— start Records —
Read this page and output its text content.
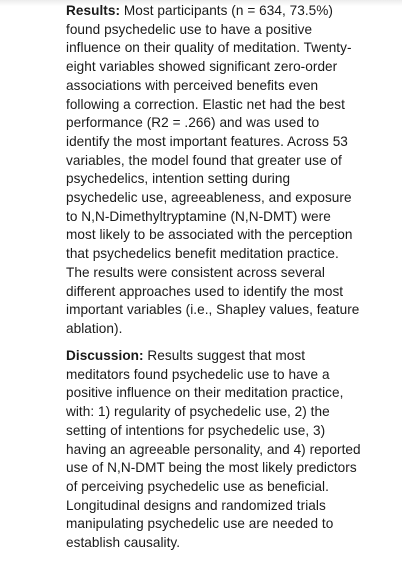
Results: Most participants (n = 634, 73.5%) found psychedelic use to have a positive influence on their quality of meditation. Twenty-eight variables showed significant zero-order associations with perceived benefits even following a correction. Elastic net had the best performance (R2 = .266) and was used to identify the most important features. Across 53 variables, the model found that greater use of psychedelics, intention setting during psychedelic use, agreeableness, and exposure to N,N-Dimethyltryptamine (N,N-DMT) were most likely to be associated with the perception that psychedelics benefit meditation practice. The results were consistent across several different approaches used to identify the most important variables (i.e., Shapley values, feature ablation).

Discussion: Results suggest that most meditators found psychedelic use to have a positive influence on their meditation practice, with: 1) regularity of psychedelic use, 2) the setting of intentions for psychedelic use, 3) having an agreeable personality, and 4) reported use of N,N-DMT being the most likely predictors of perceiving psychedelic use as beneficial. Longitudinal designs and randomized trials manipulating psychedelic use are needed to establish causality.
— end Records —
— start Records —
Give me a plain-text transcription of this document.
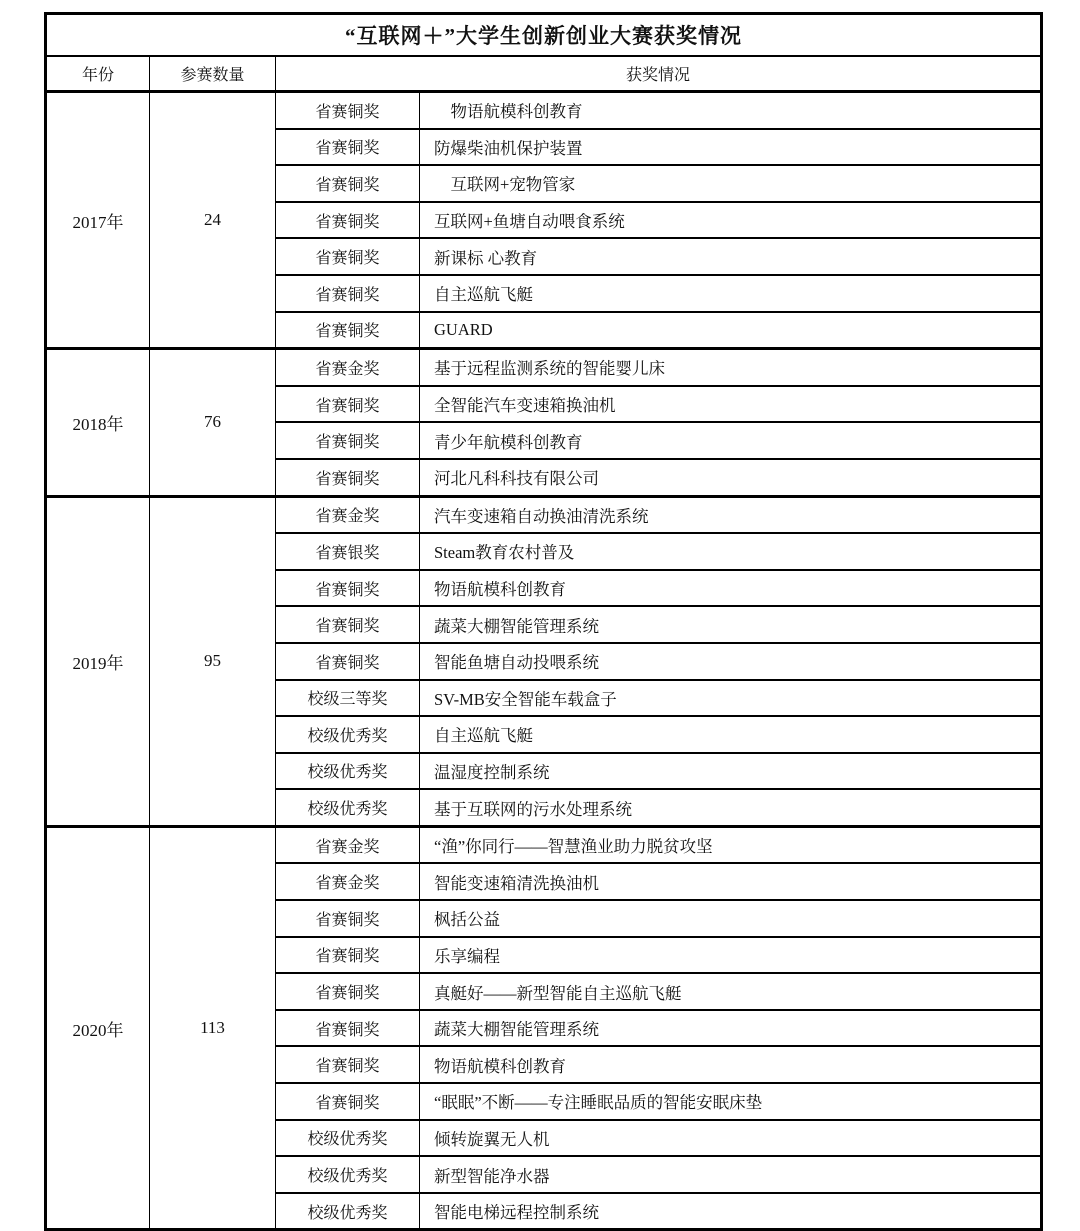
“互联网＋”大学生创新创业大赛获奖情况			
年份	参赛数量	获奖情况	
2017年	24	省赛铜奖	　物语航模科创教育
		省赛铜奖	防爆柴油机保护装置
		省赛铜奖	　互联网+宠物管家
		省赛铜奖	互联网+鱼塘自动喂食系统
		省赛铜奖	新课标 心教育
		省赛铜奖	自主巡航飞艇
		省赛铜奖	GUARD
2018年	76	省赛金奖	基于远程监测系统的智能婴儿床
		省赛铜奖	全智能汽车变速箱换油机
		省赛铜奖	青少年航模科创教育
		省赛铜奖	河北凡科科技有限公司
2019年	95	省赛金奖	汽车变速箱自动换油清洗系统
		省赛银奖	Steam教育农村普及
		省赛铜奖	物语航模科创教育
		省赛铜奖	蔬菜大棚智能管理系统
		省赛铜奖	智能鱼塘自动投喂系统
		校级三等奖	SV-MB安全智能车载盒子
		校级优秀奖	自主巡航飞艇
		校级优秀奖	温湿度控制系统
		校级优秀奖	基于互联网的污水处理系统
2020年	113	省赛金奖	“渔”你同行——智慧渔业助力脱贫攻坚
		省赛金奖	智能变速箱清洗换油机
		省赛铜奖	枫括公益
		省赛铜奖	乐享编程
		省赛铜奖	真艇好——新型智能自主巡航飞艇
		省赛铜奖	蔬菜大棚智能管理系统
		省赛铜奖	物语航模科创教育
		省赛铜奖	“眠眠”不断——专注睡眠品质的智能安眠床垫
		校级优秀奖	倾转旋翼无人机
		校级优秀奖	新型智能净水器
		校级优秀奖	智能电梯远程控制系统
— end Records —
▶ What you have to do:
Pick out and copy every line that contains the word "校级优秀奖".

▶ Result of this task:
		校级优秀奖	自主巡航飞艇
		校级优秀奖	温湿度控制系统
		校级优秀奖	基于互联网的污水处理系统
		校级优秀奖	倾转旋翼无人机
		校级优秀奖	新型智能净水器
		校级优秀奖	智能电梯远程控制系统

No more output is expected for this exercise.